[What you have to do] Output each entry verbatim and exclude every picture from it.

***** Task input

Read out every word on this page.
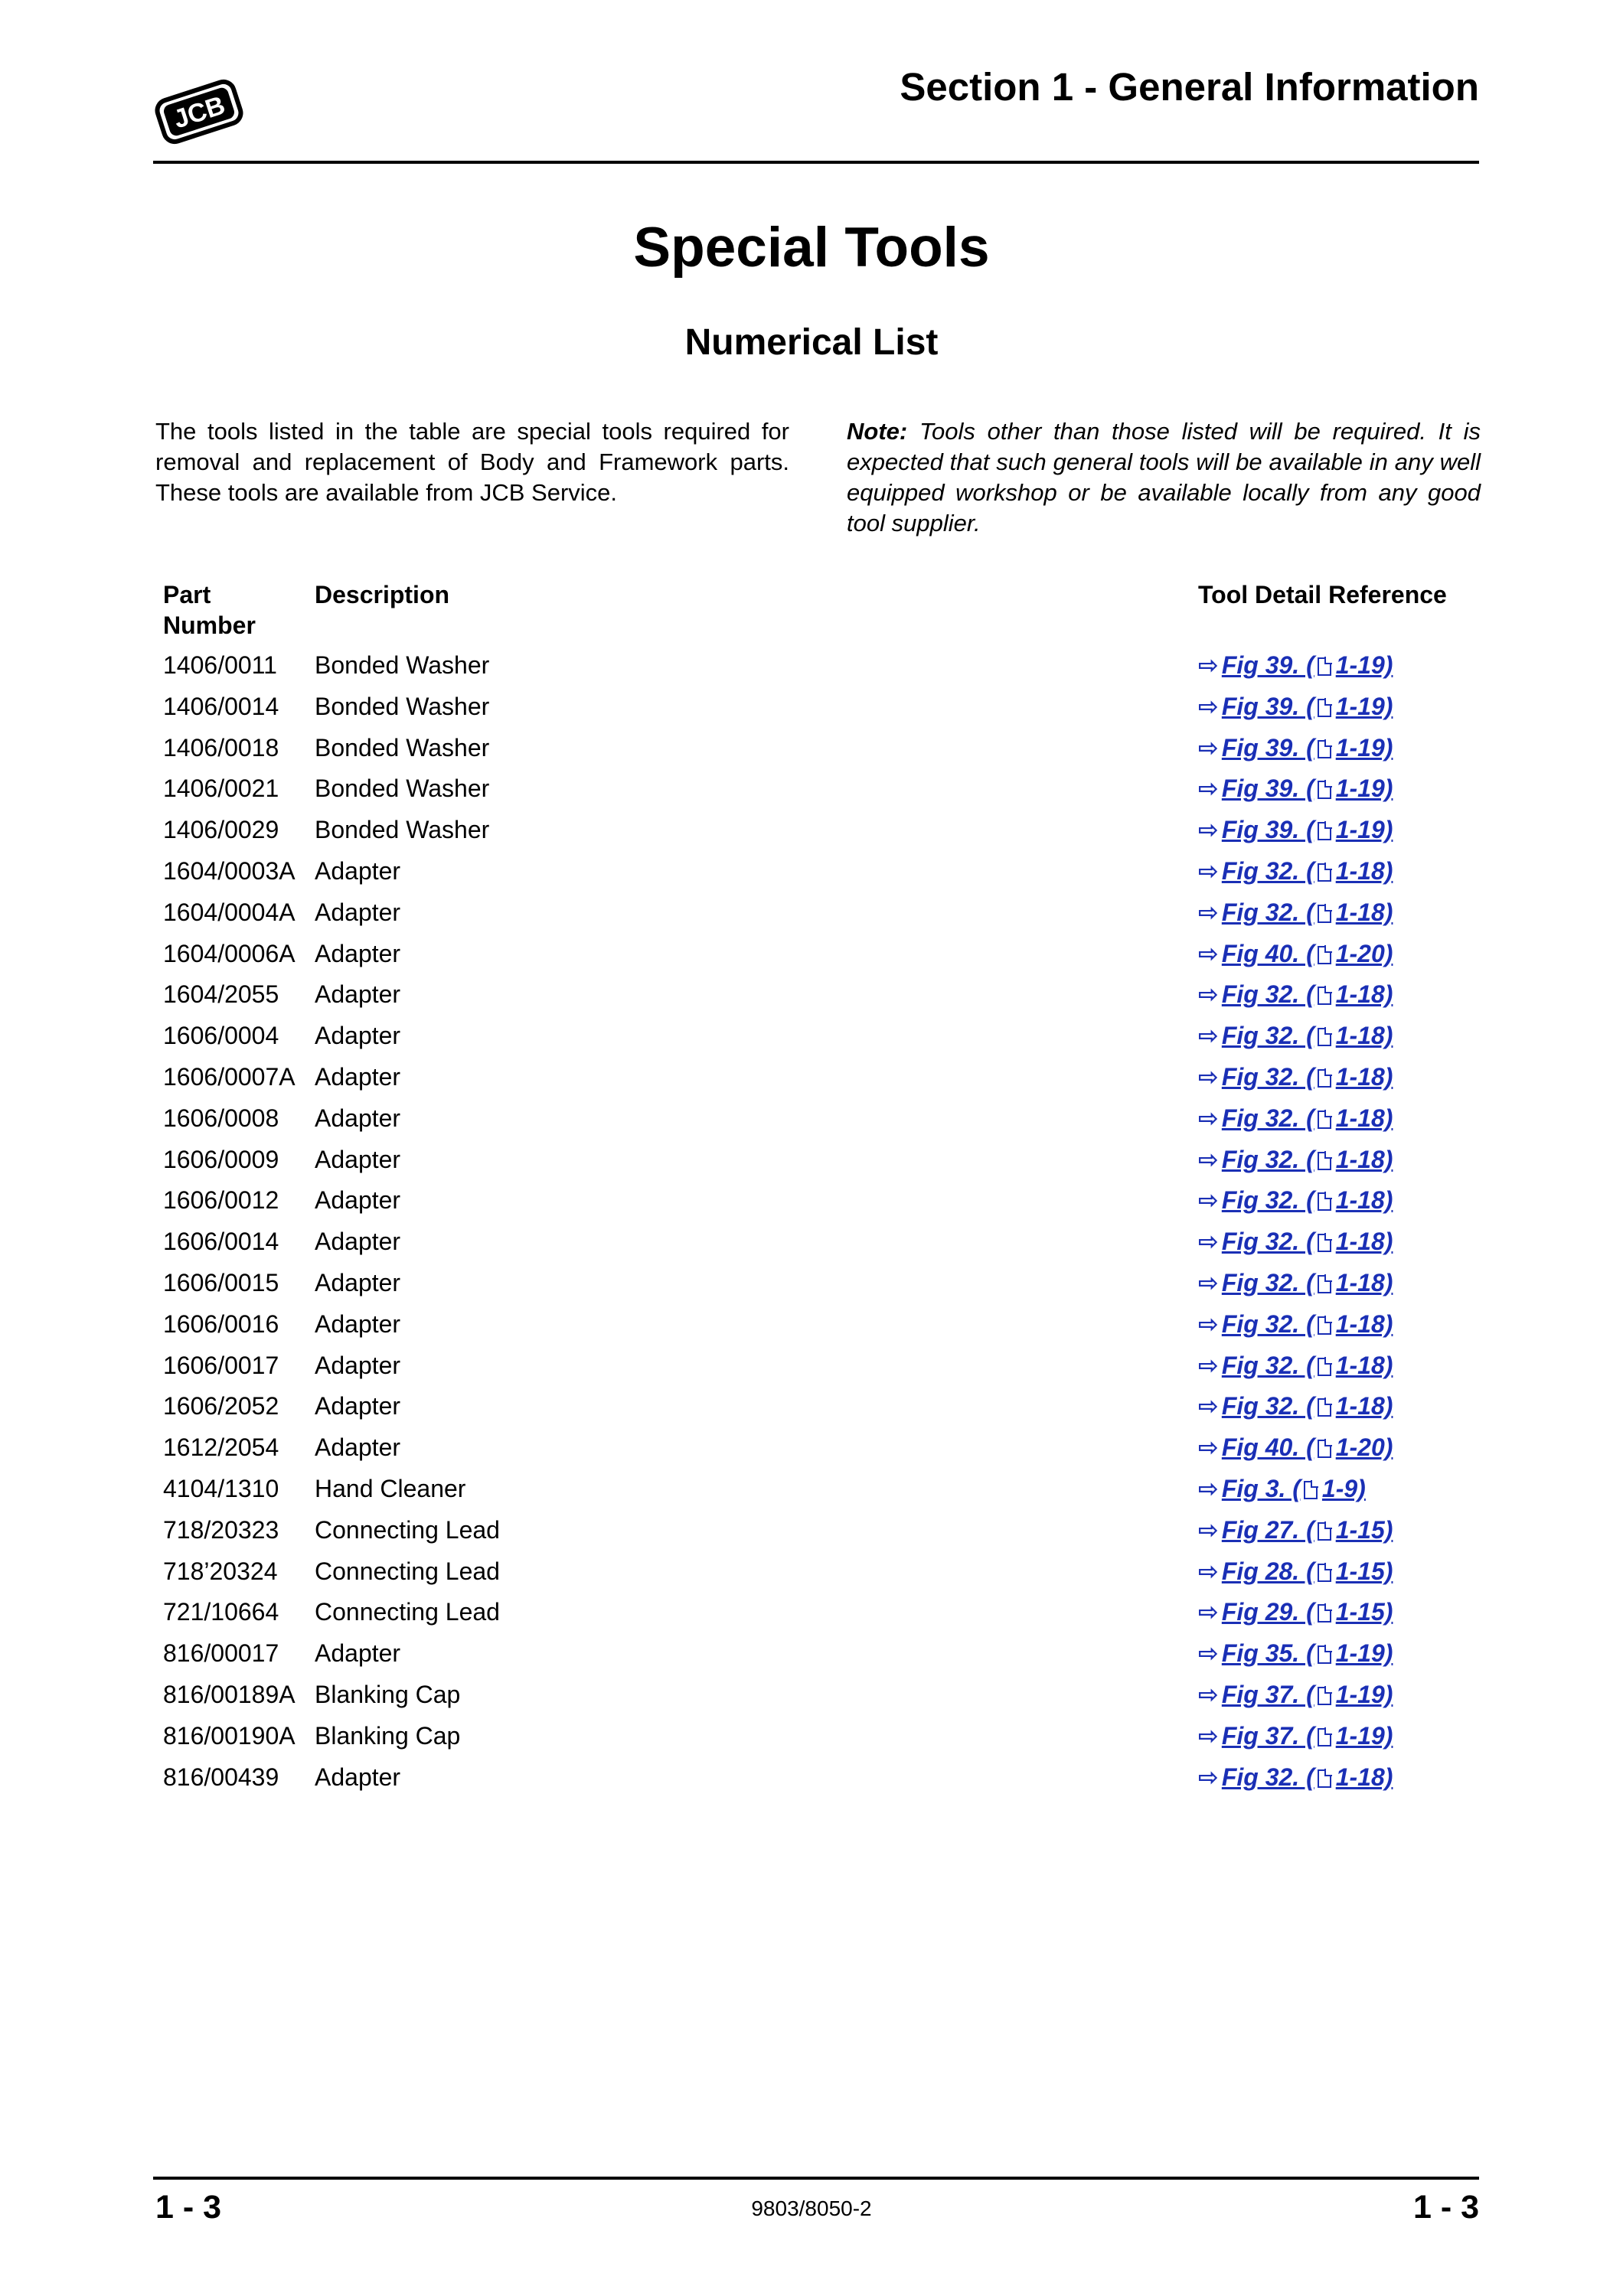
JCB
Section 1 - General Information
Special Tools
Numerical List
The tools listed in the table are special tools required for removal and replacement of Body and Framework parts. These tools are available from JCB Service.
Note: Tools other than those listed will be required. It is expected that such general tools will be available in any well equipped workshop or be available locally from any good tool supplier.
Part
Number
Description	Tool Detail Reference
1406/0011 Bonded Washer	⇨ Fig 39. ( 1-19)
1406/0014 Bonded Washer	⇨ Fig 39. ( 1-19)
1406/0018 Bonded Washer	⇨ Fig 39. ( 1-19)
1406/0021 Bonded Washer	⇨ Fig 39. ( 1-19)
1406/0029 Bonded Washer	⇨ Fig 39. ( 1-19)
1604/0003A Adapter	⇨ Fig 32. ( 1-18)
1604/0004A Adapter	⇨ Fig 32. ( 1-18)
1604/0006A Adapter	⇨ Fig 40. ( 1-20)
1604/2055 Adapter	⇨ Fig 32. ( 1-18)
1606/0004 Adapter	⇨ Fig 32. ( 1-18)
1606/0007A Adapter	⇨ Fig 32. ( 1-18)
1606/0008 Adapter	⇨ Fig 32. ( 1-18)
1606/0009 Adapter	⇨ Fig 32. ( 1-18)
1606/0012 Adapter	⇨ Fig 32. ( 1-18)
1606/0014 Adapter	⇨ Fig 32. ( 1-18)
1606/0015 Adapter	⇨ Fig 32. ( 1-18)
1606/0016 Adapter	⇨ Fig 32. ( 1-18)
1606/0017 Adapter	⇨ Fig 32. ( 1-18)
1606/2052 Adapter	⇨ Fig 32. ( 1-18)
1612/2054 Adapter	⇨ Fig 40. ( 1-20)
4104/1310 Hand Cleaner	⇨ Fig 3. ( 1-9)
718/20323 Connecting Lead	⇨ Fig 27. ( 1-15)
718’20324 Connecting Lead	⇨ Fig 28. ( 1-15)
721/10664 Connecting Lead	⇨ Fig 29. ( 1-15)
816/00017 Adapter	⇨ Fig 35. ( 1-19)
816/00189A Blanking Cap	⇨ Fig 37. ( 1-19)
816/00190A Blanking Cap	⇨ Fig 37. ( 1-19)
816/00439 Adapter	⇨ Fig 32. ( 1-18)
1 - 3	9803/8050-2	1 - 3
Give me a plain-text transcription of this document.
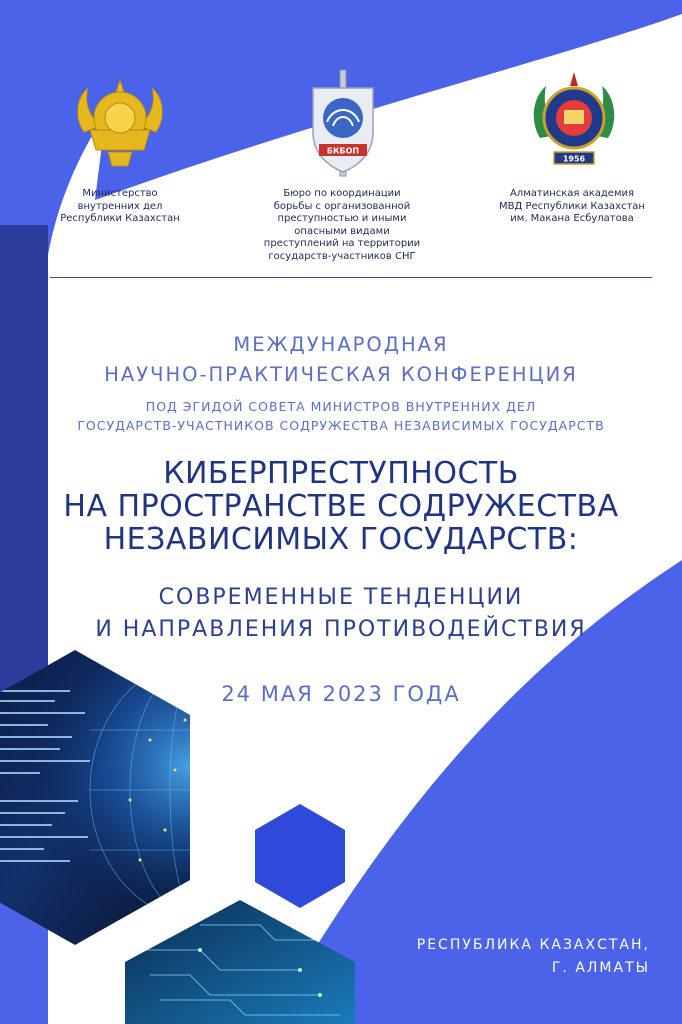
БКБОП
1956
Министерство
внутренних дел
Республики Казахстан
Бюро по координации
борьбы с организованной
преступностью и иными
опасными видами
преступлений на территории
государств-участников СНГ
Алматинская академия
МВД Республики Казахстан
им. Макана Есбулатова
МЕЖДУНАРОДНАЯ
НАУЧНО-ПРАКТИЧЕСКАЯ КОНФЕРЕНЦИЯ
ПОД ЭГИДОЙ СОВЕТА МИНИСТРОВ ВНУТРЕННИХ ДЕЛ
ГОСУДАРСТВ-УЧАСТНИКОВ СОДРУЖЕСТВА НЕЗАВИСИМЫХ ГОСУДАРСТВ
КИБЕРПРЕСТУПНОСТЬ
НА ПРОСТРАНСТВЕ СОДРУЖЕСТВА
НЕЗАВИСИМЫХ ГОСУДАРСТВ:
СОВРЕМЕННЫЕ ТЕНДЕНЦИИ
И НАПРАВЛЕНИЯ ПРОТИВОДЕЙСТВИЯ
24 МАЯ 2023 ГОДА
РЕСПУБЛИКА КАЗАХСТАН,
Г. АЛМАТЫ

**********

[Response]
Read out every word on this page.
JCB
Section 1 - General Information
Special Tools
Numerical List
The tools listed in the table are special tools required for removal and replacement of Body and Framework parts. These tools are available from JCB Service.
Note: Tools other than those listed will be required. It is expected that such general tools will be available in any well equipped workshop or be available locally from any good tool supplier.
Part
Number
Description	Tool Detail Reference
1406/0011 Bonded Washer	⇨ Fig 39. ( 1-19)
1406/0014 Bonded Washer	⇨ Fig 39. ( 1-19)
1406/0018 Bonded Washer	⇨ Fig 39. ( 1-19)
1406/0021 Bonded Washer	⇨ Fig 39. ( 1-19)
1406/0029 Bonded Washer	⇨ Fig 39. ( 1-19)
1604/0003A Adapter	⇨ Fig 32. ( 1-18)
1604/0004A Adapter	⇨ Fig 32. ( 1-18)
1604/0006A Adapter	⇨ Fig 40. ( 1-20)
1604/2055 Adapter	⇨ Fig 32. ( 1-18)
1606/0004 Adapter	⇨ Fig 32. ( 1-18)
1606/0007A Adapter	⇨ Fig 32. ( 1-18)
1606/0008 Adapter	⇨ Fig 32. ( 1-18)
1606/0009 Adapter	⇨ Fig 32. ( 1-18)
1606/0012 Adapter	⇨ Fig 32. ( 1-18)
1606/0014 Adapter	⇨ Fig 32. ( 1-18)
1606/0015 Adapter	⇨ Fig 32. ( 1-18)
1606/0016 Adapter	⇨ Fig 32. ( 1-18)
1606/0017 Adapter	⇨ Fig 32. ( 1-18)
1606/2052 Adapter	⇨ Fig 32. ( 1-18)
1612/2054 Adapter	⇨ Fig 40. ( 1-20)
4104/1310 Hand Cleaner	⇨ Fig 3. ( 1-9)
718/20323 Connecting Lead	⇨ Fig 27. ( 1-15)
718’20324 Connecting Lead	⇨ Fig 28. ( 1-15)
721/10664 Connecting Lead	⇨ Fig 29. ( 1-15)
816/00017 Adapter	⇨ Fig 35. ( 1-19)
816/00189A Blanking Cap	⇨ Fig 37. ( 1-19)
816/00190A Blanking Cap	⇨ Fig 37. ( 1-19)
816/00439 Adapter	⇨ Fig 32. ( 1-18)
1 - 3	9803/8050-2	1 - 3
Give me a plain-text transcription of this document.
БКБОП
1956
Министерство
внутренних дел
Республики Казахстан
Бюро по координации
борьбы с организованной
преступностью и иными
опасными видами
преступлений на территории
государств-участников СНГ
Алматинская академия
МВД Республики Казахстан
им. Макана Есбулатова
МЕЖДУНАРОДНАЯ
НАУЧНО-ПРАКТИЧЕСКАЯ КОНФЕРЕНЦИЯ
ПОД ЭГИДОЙ СОВЕТА МИНИСТРОВ ВНУТРЕННИХ ДЕЛ
ГОСУДАРСТВ-УЧАСТНИКОВ СОДРУЖЕСТВА НЕЗАВИСИМЫХ ГОСУДАРСТВ
КИБЕРПРЕСТУПНОСТЬ
НА ПРОСТРАНСТВЕ СОДРУЖЕСТВА
НЕЗАВИСИМЫХ ГОСУДАРСТВ:
СОВРЕМЕННЫЕ ТЕНДЕНЦИИ
И НАПРАВЛЕНИЯ ПРОТИВОДЕЙСТВИЯ
24 МАЯ 2023 ГОДА
РЕСПУБЛИКА КАЗАХСТАН,
Г. АЛМАТЫ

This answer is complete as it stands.